• Exercise task:
Where a line holds the word "Methylhistidine", copy that line.

——

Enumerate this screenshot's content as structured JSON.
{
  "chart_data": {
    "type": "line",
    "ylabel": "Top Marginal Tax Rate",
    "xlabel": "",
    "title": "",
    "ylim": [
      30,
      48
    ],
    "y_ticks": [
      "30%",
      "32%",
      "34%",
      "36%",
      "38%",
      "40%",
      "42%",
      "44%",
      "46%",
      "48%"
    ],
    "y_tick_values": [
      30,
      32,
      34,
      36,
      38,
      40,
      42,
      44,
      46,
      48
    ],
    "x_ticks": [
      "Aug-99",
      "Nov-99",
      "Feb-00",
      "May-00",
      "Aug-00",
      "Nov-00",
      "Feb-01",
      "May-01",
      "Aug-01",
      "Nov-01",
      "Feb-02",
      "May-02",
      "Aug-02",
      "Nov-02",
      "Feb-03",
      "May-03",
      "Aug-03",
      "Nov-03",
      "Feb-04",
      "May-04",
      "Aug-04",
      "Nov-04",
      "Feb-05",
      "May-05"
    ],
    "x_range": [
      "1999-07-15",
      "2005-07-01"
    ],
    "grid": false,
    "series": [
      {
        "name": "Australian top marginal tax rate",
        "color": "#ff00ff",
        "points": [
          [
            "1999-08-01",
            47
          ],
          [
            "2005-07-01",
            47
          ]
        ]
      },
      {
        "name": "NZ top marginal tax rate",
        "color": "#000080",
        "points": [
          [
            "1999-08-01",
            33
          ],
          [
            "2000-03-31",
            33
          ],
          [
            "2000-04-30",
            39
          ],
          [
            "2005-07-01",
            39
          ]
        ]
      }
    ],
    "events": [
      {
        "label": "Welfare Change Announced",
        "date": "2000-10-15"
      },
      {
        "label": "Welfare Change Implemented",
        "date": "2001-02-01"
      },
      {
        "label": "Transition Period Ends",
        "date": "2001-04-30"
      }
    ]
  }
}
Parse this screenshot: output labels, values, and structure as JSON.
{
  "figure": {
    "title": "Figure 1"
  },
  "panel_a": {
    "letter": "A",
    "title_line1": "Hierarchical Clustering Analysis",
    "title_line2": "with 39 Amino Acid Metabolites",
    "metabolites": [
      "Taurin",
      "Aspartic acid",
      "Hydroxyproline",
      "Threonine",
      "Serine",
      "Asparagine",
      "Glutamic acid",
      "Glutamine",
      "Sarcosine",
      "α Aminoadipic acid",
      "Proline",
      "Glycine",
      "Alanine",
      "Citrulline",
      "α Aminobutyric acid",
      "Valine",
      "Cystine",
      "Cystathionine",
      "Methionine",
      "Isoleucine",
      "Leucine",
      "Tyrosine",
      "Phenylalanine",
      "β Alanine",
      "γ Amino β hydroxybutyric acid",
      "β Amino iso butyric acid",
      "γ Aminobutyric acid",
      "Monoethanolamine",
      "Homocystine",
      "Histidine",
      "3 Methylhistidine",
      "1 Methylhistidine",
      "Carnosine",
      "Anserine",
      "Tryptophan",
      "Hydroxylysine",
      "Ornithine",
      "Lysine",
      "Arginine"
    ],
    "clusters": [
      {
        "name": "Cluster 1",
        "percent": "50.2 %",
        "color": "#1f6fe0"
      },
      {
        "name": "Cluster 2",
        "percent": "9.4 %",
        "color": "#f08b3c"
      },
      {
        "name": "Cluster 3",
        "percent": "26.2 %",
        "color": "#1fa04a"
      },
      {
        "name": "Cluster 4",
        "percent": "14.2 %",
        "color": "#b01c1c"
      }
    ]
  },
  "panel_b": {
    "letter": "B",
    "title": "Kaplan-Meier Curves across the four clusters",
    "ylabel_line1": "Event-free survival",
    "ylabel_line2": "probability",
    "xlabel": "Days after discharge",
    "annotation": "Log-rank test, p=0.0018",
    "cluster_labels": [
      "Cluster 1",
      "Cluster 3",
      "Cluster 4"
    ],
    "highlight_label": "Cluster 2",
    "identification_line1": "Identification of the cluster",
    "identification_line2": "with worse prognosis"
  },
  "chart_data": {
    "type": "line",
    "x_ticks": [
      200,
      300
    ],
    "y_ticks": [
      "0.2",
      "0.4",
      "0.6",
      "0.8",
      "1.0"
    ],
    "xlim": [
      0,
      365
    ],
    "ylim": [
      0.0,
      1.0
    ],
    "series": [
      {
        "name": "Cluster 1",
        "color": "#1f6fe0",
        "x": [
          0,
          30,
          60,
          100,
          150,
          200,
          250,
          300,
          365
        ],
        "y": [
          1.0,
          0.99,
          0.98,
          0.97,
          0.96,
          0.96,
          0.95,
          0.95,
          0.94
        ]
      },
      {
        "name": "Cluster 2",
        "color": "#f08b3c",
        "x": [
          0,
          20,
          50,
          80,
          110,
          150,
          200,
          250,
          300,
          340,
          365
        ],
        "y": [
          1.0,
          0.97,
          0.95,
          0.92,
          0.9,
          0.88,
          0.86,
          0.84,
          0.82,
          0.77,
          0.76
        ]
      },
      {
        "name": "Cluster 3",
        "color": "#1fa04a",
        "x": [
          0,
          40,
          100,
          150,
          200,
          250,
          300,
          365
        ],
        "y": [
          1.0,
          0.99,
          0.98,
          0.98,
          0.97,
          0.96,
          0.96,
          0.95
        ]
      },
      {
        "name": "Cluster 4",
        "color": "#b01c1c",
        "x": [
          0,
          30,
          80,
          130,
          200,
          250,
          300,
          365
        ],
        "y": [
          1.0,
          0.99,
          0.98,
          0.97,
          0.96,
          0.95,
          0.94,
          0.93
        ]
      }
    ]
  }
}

——

• Output:
      "3 Methylhistidine",
      "1 Methylhistidine",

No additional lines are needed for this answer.